Task statement
The records follow. Give them all back exactly.

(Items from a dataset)
□ □ □ □
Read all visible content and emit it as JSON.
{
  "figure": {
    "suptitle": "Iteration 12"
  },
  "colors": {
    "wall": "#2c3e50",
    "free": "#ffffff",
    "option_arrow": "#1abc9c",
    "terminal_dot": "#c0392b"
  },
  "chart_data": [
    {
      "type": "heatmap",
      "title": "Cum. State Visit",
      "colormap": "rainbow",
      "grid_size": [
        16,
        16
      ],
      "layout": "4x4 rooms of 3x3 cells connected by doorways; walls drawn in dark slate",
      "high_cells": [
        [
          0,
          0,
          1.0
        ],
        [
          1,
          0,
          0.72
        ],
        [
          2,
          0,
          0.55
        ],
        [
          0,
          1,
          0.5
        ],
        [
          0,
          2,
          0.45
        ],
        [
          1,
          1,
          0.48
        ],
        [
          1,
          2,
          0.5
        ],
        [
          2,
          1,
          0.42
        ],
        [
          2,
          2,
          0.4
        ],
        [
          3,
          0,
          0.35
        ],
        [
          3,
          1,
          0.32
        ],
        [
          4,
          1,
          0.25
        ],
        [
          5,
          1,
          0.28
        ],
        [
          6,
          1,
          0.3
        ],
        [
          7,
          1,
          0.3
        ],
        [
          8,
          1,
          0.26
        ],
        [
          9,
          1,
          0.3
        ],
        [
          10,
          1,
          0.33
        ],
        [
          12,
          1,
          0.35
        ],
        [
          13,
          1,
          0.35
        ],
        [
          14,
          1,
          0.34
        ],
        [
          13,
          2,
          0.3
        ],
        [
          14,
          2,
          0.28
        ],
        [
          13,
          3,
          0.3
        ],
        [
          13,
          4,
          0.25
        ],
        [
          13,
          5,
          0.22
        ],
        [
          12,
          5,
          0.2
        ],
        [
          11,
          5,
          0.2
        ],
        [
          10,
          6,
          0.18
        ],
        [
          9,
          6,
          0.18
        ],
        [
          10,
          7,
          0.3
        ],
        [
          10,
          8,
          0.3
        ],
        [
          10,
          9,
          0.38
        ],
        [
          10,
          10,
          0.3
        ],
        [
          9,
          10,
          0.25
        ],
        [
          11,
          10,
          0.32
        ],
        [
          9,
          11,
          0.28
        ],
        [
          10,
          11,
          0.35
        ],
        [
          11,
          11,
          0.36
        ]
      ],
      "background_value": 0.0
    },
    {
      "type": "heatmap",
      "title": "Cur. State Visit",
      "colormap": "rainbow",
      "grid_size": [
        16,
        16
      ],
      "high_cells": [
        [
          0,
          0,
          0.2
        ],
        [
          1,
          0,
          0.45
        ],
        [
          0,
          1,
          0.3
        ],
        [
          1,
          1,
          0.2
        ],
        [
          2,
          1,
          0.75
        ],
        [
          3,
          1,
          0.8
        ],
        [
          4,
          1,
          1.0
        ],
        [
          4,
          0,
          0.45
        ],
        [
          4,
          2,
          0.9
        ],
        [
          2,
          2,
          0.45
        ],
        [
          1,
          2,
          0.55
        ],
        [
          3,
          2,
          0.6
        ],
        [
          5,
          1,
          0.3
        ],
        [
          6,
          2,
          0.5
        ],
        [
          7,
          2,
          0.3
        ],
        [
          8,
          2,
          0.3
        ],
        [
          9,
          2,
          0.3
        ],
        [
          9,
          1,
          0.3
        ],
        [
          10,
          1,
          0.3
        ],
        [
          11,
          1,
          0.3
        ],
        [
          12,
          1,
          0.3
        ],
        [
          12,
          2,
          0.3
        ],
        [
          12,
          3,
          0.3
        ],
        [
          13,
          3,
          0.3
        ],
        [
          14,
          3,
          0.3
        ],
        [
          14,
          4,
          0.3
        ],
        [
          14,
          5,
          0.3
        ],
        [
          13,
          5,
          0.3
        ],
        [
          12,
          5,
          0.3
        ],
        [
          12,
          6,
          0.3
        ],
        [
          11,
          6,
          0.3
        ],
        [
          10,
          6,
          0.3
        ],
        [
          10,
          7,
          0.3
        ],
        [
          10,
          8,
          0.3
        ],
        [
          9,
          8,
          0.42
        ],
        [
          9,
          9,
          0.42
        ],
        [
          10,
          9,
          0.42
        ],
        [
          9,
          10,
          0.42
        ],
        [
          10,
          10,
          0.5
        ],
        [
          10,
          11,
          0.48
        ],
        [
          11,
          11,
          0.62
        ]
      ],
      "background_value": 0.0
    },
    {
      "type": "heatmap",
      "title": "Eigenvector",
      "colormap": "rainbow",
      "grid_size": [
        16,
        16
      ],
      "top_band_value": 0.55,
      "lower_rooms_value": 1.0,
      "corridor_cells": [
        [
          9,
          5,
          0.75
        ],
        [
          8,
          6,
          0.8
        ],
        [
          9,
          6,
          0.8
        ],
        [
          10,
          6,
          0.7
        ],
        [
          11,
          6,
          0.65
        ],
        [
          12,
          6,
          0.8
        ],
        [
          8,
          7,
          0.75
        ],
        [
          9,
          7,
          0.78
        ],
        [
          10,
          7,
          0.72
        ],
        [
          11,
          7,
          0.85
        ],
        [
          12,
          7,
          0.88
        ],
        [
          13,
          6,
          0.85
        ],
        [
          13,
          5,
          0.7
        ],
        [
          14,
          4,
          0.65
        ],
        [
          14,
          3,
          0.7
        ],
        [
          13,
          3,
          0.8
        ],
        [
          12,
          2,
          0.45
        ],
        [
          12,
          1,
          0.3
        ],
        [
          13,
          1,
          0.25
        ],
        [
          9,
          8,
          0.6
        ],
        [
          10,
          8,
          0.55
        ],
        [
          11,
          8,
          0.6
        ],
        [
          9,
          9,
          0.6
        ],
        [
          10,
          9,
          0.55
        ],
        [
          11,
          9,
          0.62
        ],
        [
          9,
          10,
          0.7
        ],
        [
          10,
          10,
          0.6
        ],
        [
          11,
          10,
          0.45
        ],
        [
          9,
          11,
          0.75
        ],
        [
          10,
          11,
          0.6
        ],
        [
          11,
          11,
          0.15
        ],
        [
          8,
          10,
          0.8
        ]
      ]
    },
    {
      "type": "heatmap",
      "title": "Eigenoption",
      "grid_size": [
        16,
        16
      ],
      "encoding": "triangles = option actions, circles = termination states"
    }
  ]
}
□ □ □ □
Response
Read all visible content and emit it as JSON.
{
  "figure": {
    "suptitle": "Iteration 12"
  },
  "colors": {
    "wall": "#2c3e50",
    "free": "#ffffff",
    "option_arrow": "#1abc9c",
    "terminal_dot": "#c0392b"
  },
  "chart_data": [
    {
      "type": "heatmap",
      "title": "Cum. State Visit",
      "colormap": "rainbow",
      "grid_size": [
        16,
        16
      ],
      "layout": "4x4 rooms of 3x3 cells connected by doorways; walls drawn in dark slate",
      "high_cells": [
        [
          0,
          0,
          1.0
        ],
        [
          1,
          0,
          0.72
        ],
        [
          2,
          0,
          0.55
        ],
        [
          0,
          1,
          0.5
        ],
        [
          0,
          2,
          0.45
        ],
        [
          1,
          1,
          0.48
        ],
        [
          1,
          2,
          0.5
        ],
        [
          2,
          1,
          0.42
        ],
        [
          2,
          2,
          0.4
        ],
        [
          3,
          0,
          0.35
        ],
        [
          3,
          1,
          0.32
        ],
        [
          4,
          1,
          0.25
        ],
        [
          5,
          1,
          0.28
        ],
        [
          6,
          1,
          0.3
        ],
        [
          7,
          1,
          0.3
        ],
        [
          8,
          1,
          0.26
        ],
        [
          9,
          1,
          0.3
        ],
        [
          10,
          1,
          0.33
        ],
        [
          12,
          1,
          0.35
        ],
        [
          13,
          1,
          0.35
        ],
        [
          14,
          1,
          0.34
        ],
        [
          13,
          2,
          0.3
        ],
        [
          14,
          2,
          0.28
        ],
        [
          13,
          3,
          0.3
        ],
        [
          13,
          4,
          0.25
        ],
        [
          13,
          5,
          0.22
        ],
        [
          12,
          5,
          0.2
        ],
        [
          11,
          5,
          0.2
        ],
        [
          10,
          6,
          0.18
        ],
        [
          9,
          6,
          0.18
        ],
        [
          10,
          7,
          0.3
        ],
        [
          10,
          8,
          0.3
        ],
        [
          10,
          9,
          0.38
        ],
        [
          10,
          10,
          0.3
        ],
        [
          9,
          10,
          0.25
        ],
        [
          11,
          10,
          0.32
        ],
        [
          9,
          11,
          0.28
        ],
        [
          10,
          11,
          0.35
        ],
        [
          11,
          11,
          0.36
        ]
      ],
      "background_value": 0.0
    },
    {
      "type": "heatmap",
      "title": "Cur. State Visit",
      "colormap": "rainbow",
      "grid_size": [
        16,
        16
      ],
      "high_cells": [
        [
          0,
          0,
          0.2
        ],
        [
          1,
          0,
          0.45
        ],
        [
          0,
          1,
          0.3
        ],
        [
          1,
          1,
          0.2
        ],
        [
          2,
          1,
          0.75
        ],
        [
          3,
          1,
          0.8
        ],
        [
          4,
          1,
          1.0
        ],
        [
          4,
          0,
          0.45
        ],
        [
          4,
          2,
          0.9
        ],
        [
          2,
          2,
          0.45
        ],
        [
          1,
          2,
          0.55
        ],
        [
          3,
          2,
          0.6
        ],
        [
          5,
          1,
          0.3
        ],
        [
          6,
          2,
          0.5
        ],
        [
          7,
          2,
          0.3
        ],
        [
          8,
          2,
          0.3
        ],
        [
          9,
          2,
          0.3
        ],
        [
          9,
          1,
          0.3
        ],
        [
          10,
          1,
          0.3
        ],
        [
          11,
          1,
          0.3
        ],
        [
          12,
          1,
          0.3
        ],
        [
          12,
          2,
          0.3
        ],
        [
          12,
          3,
          0.3
        ],
        [
          13,
          3,
          0.3
        ],
        [
          14,
          3,
          0.3
        ],
        [
          14,
          4,
          0.3
        ],
        [
          14,
          5,
          0.3
        ],
        [
          13,
          5,
          0.3
        ],
        [
          12,
          5,
          0.3
        ],
        [
          12,
          6,
          0.3
        ],
        [
          11,
          6,
          0.3
        ],
        [
          10,
          6,
          0.3
        ],
        [
          10,
          7,
          0.3
        ],
        [
          10,
          8,
          0.3
        ],
        [
          9,
          8,
          0.42
        ],
        [
          9,
          9,
          0.42
        ],
        [
          10,
          9,
          0.42
        ],
        [
          9,
          10,
          0.42
        ],
        [
          10,
          10,
          0.5
        ],
        [
          10,
          11,
          0.48
        ],
        [
          11,
          11,
          0.62
        ]
      ],
      "background_value": 0.0
    },
    {
      "type": "heatmap",
      "title": "Eigenvector",
      "colormap": "rainbow",
      "grid_size": [
        16,
        16
      ],
      "top_band_value": 0.55,
      "lower_rooms_value": 1.0,
      "corridor_cells": [
        [
          9,
          5,
          0.75
        ],
        [
          8,
          6,
          0.8
        ],
        [
          9,
          6,
          0.8
        ],
        [
          10,
          6,
          0.7
        ],
        [
          11,
          6,
          0.65
        ],
        [
          12,
          6,
          0.8
        ],
        [
          8,
          7,
          0.75
        ],
        [
          9,
          7,
          0.78
        ],
        [
          10,
          7,
          0.72
        ],
        [
          11,
          7,
          0.85
        ],
        [
          12,
          7,
          0.88
        ],
        [
          13,
          6,
          0.85
        ],
        [
          13,
          5,
          0.7
        ],
        [
          14,
          4,
          0.65
        ],
        [
          14,
          3,
          0.7
        ],
        [
          13,
          3,
          0.8
        ],
        [
          12,
          2,
          0.45
        ],
        [
          12,
          1,
          0.3
        ],
        [
          13,
          1,
          0.25
        ],
        [
          9,
          8,
          0.6
        ],
        [
          10,
          8,
          0.55
        ],
        [
          11,
          8,
          0.6
        ],
        [
          9,
          9,
          0.6
        ],
        [
          10,
          9,
          0.55
        ],
        [
          11,
          9,
          0.62
        ],
        [
          9,
          10,
          0.7
        ],
        [
          10,
          10,
          0.6
        ],
        [
          11,
          10,
          0.45
        ],
        [
          9,
          11,
          0.75
        ],
        [
          10,
          11,
          0.6
        ],
        [
          11,
          11,
          0.15
        ],
        [
          8,
          10,
          0.8
        ]
      ]
    },
    {
      "type": "heatmap",
      "title": "Eigenoption",
      "grid_size": [
        16,
        16
      ],
      "encoding": "triangles = option actions, circles = termination states"
    }
  ]
}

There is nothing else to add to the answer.